> INSTRUCTIONS FOR THE TASK
Drop the images; return everything else in the listing below exactly.

----------

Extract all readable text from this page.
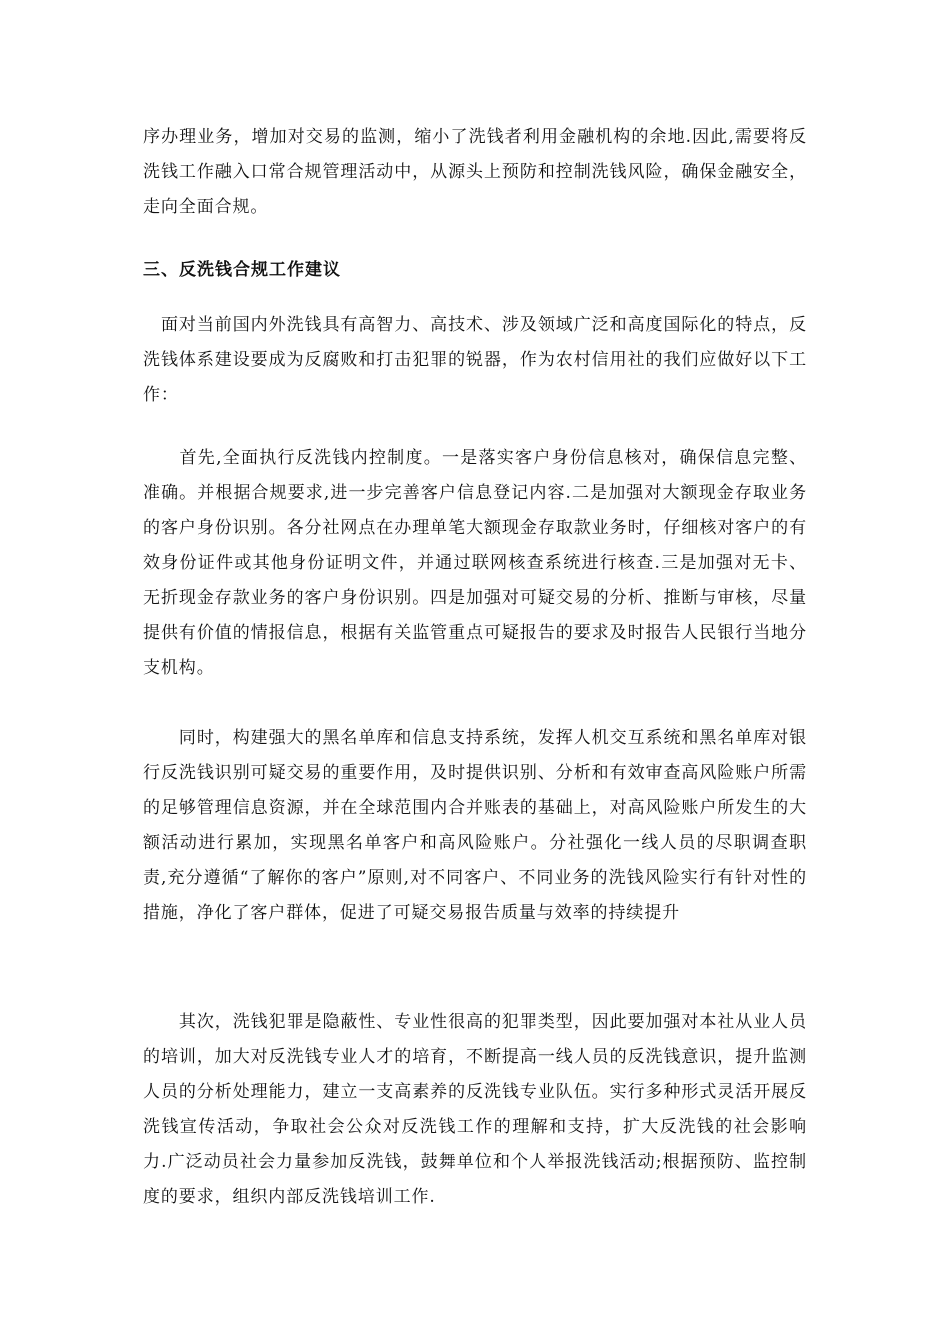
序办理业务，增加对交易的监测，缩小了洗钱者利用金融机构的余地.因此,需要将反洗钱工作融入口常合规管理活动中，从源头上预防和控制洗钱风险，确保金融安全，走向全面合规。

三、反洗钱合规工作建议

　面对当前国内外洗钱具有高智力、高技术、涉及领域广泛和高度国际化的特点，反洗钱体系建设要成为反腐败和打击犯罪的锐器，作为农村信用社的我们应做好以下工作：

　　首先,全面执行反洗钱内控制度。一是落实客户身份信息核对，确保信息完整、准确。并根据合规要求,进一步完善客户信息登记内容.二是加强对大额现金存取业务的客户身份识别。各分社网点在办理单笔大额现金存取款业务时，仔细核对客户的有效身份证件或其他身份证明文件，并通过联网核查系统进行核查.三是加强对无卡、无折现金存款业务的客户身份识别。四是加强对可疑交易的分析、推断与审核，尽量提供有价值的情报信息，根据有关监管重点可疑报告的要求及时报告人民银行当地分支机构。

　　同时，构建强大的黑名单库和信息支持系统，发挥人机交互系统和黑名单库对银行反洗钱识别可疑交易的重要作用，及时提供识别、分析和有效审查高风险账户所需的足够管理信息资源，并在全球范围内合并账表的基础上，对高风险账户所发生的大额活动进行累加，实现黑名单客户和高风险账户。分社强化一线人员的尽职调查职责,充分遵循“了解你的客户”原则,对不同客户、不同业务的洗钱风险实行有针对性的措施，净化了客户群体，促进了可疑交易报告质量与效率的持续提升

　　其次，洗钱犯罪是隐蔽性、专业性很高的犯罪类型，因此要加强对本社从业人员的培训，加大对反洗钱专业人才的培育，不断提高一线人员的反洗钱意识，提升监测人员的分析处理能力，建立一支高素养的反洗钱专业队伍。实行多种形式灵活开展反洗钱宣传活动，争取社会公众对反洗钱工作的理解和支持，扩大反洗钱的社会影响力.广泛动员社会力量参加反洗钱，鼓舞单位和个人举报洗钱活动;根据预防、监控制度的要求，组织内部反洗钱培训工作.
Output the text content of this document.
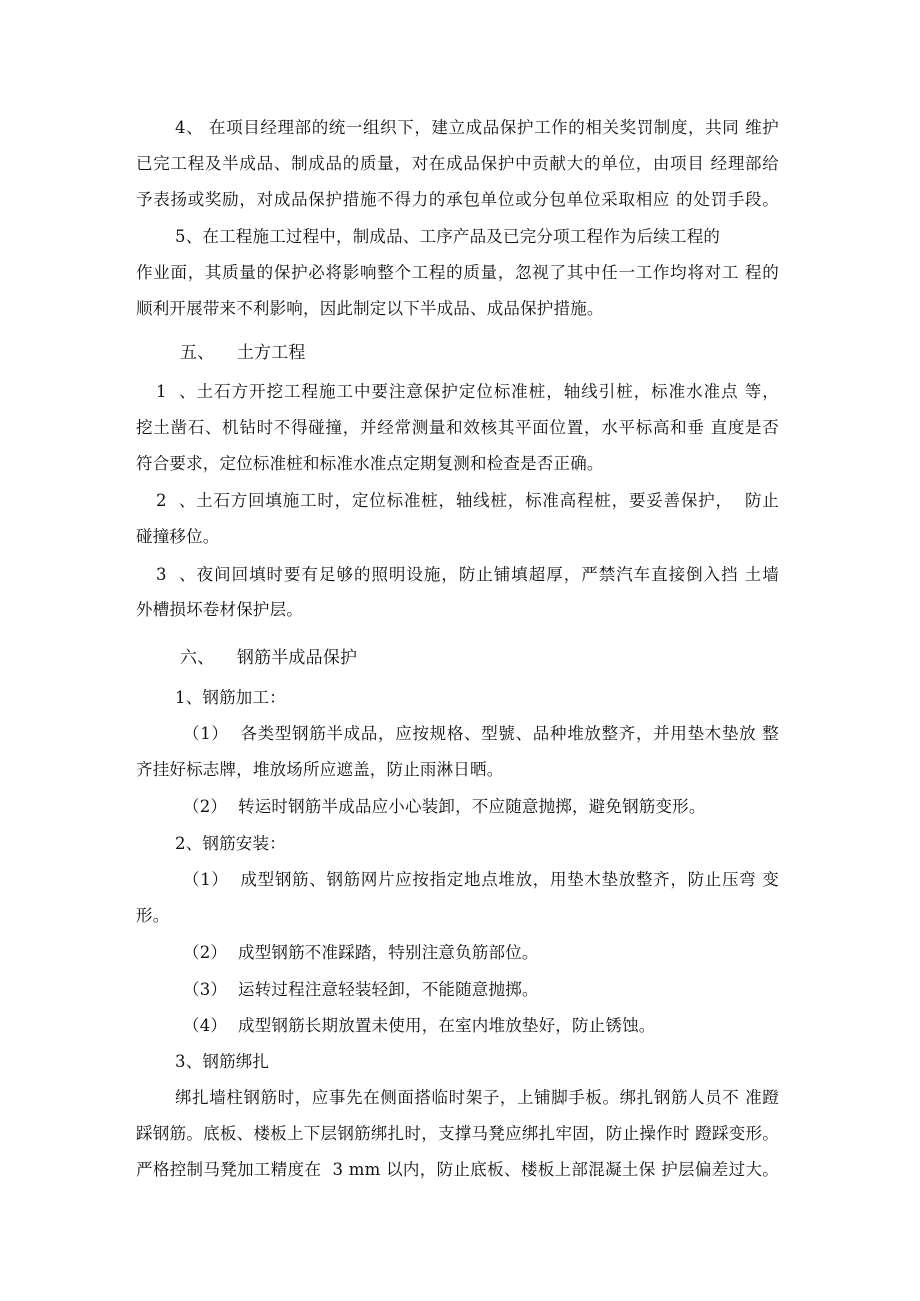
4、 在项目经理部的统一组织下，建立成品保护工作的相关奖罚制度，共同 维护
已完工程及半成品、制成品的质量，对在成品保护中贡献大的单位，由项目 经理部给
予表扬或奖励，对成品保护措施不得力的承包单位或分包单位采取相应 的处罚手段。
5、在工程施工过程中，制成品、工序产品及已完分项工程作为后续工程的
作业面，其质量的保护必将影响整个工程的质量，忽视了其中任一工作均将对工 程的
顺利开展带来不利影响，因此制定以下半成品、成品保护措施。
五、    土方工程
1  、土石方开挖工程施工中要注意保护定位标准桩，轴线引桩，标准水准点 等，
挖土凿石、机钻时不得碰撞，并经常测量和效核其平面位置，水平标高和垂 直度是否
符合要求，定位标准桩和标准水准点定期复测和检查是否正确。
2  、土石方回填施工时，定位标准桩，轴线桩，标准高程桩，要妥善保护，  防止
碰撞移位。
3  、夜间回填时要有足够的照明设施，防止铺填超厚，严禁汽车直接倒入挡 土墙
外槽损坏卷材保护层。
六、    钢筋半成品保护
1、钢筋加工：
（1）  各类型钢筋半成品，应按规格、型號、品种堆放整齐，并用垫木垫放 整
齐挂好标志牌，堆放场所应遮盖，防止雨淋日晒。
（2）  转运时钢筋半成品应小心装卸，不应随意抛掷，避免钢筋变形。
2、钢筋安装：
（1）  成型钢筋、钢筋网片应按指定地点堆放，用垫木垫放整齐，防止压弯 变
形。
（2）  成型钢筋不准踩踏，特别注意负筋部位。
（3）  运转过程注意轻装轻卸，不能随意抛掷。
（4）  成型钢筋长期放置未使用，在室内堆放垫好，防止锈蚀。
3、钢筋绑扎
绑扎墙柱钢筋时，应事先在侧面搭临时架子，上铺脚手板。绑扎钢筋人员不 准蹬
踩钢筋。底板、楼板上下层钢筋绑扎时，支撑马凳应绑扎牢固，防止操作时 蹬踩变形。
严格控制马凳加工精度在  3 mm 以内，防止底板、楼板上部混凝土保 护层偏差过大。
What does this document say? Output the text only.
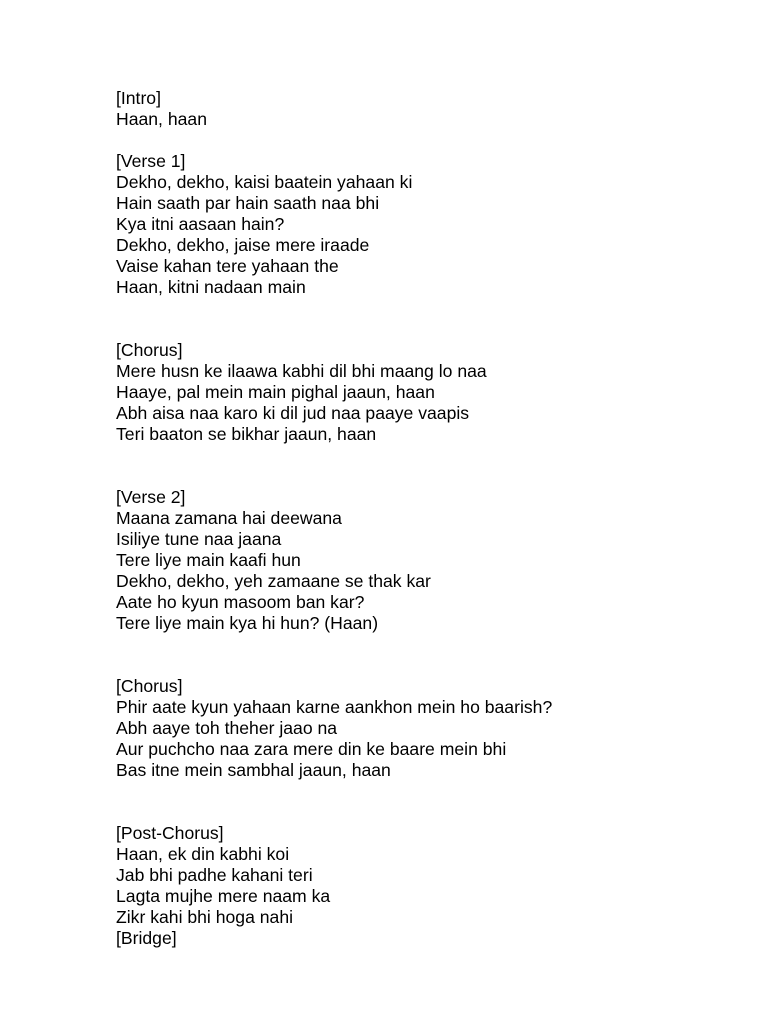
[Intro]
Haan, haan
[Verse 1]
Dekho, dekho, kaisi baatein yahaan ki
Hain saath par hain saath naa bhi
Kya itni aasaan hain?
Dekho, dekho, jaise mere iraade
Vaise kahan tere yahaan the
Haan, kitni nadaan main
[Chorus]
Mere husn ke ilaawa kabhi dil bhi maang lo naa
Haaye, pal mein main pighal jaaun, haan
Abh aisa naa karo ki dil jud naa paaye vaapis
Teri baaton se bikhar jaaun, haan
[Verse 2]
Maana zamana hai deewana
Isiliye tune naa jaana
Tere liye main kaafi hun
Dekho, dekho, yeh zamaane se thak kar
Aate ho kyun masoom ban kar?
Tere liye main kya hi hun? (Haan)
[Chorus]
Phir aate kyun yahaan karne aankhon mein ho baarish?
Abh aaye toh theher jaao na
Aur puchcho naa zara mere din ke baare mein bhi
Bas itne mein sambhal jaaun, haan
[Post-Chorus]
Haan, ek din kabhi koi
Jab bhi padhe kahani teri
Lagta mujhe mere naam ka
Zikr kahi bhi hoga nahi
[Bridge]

----------

> OUTPUT BELOW
Extract all readable text from this page.
序办理业务，增加对交易的监测，缩小了洗钱者利用金融机构的余地.因此,需要将反洗钱工作融入口常合规管理活动中，从源头上预防和控制洗钱风险，确保金融安全，走向全面合规。

三、反洗钱合规工作建议

　面对当前国内外洗钱具有高智力、高技术、涉及领域广泛和高度国际化的特点，反洗钱体系建设要成为反腐败和打击犯罪的锐器，作为农村信用社的我们应做好以下工作：

　　首先,全面执行反洗钱内控制度。一是落实客户身份信息核对，确保信息完整、准确。并根据合规要求,进一步完善客户信息登记内容.二是加强对大额现金存取业务的客户身份识别。各分社网点在办理单笔大额现金存取款业务时，仔细核对客户的有效身份证件或其他身份证明文件，并通过联网核查系统进行核查.三是加强对无卡、无折现金存款业务的客户身份识别。四是加强对可疑交易的分析、推断与审核，尽量提供有价值的情报信息，根据有关监管重点可疑报告的要求及时报告人民银行当地分支机构。

　　同时，构建强大的黑名单库和信息支持系统，发挥人机交互系统和黑名单库对银行反洗钱识别可疑交易的重要作用，及时提供识别、分析和有效审查高风险账户所需的足够管理信息资源，并在全球范围内合并账表的基础上，对高风险账户所发生的大额活动进行累加，实现黑名单客户和高风险账户。分社强化一线人员的尽职调查职责,充分遵循“了解你的客户”原则,对不同客户、不同业务的洗钱风险实行有针对性的措施，净化了客户群体，促进了可疑交易报告质量与效率的持续提升

　　其次，洗钱犯罪是隐蔽性、专业性很高的犯罪类型，因此要加强对本社从业人员的培训，加大对反洗钱专业人才的培育，不断提高一线人员的反洗钱意识，提升监测人员的分析处理能力，建立一支高素养的反洗钱专业队伍。实行多种形式灵活开展反洗钱宣传活动，争取社会公众对反洗钱工作的理解和支持，扩大反洗钱的社会影响力.广泛动员社会力量参加反洗钱，鼓舞单位和个人举报洗钱活动;根据预防、监控制度的要求，组织内部反洗钱培训工作.
Output the text content of this document.
4、 在项目经理部的统一组织下，建立成品保护工作的相关奖罚制度，共同 维护
已完工程及半成品、制成品的质量，对在成品保护中贡献大的单位，由项目 经理部给
予表扬或奖励，对成品保护措施不得力的承包单位或分包单位采取相应 的处罚手段。
5、在工程施工过程中，制成品、工序产品及已完分项工程作为后续工程的
作业面，其质量的保护必将影响整个工程的质量，忽视了其中任一工作均将对工 程的
顺利开展带来不利影响，因此制定以下半成品、成品保护措施。
五、    土方工程
1  、土石方开挖工程施工中要注意保护定位标准桩，轴线引桩，标准水准点 等，
挖土凿石、机钻时不得碰撞，并经常测量和效核其平面位置，水平标高和垂 直度是否
符合要求，定位标准桩和标准水准点定期复测和检查是否正确。
2  、土石方回填施工时，定位标准桩，轴线桩，标准高程桩，要妥善保护，  防止
碰撞移位。
3  、夜间回填时要有足够的照明设施，防止铺填超厚，严禁汽车直接倒入挡 土墙
外槽损坏卷材保护层。
六、    钢筋半成品保护
1、钢筋加工：
（1）  各类型钢筋半成品，应按规格、型號、品种堆放整齐，并用垫木垫放 整
齐挂好标志牌，堆放场所应遮盖，防止雨淋日晒。
（2）  转运时钢筋半成品应小心装卸，不应随意抛掷，避免钢筋变形。
2、钢筋安装：
（1）  成型钢筋、钢筋网片应按指定地点堆放，用垫木垫放整齐，防止压弯 变
形。
（2）  成型钢筋不准踩踏，特别注意负筋部位。
（3）  运转过程注意轻装轻卸，不能随意抛掷。
（4）  成型钢筋长期放置未使用，在室内堆放垫好，防止锈蚀。
3、钢筋绑扎
绑扎墙柱钢筋时，应事先在侧面搭临时架子，上铺脚手板。绑扎钢筋人员不 准蹬
踩钢筋。底板、楼板上下层钢筋绑扎时，支撑马凳应绑扎牢固，防止操作时 蹬踩变形。
严格控制马凳加工精度在  3 mm 以内，防止底板、楼板上部混凝土保 护层偏差过大。
What does this document say? Output the text only.
[Intro]
Haan, haan
[Verse 1]
Dekho, dekho, kaisi baatein yahaan ki
Hain saath par hain saath naa bhi
Kya itni aasaan hain?
Dekho, dekho, jaise mere iraade
Vaise kahan tere yahaan the
Haan, kitni nadaan main
[Chorus]
Mere husn ke ilaawa kabhi dil bhi maang lo naa
Haaye, pal mein main pighal jaaun, haan
Abh aisa naa karo ki dil jud naa paaye vaapis
Teri baaton se bikhar jaaun, haan
[Verse 2]
Maana zamana hai deewana
Isiliye tune naa jaana
Tere liye main kaafi hun
Dekho, dekho, yeh zamaane se thak kar
Aate ho kyun masoom ban kar?
Tere liye main kya hi hun? (Haan)
[Chorus]
Phir aate kyun yahaan karne aankhon mein ho baarish?
Abh aaye toh theher jaao na
Aur puchcho naa zara mere din ke baare mein bhi
Bas itne mein sambhal jaaun, haan
[Post-Chorus]
Haan, ek din kabhi koi
Jab bhi padhe kahani teri
Lagta mujhe mere naam ka
Zikr kahi bhi hoga nahi
[Bridge]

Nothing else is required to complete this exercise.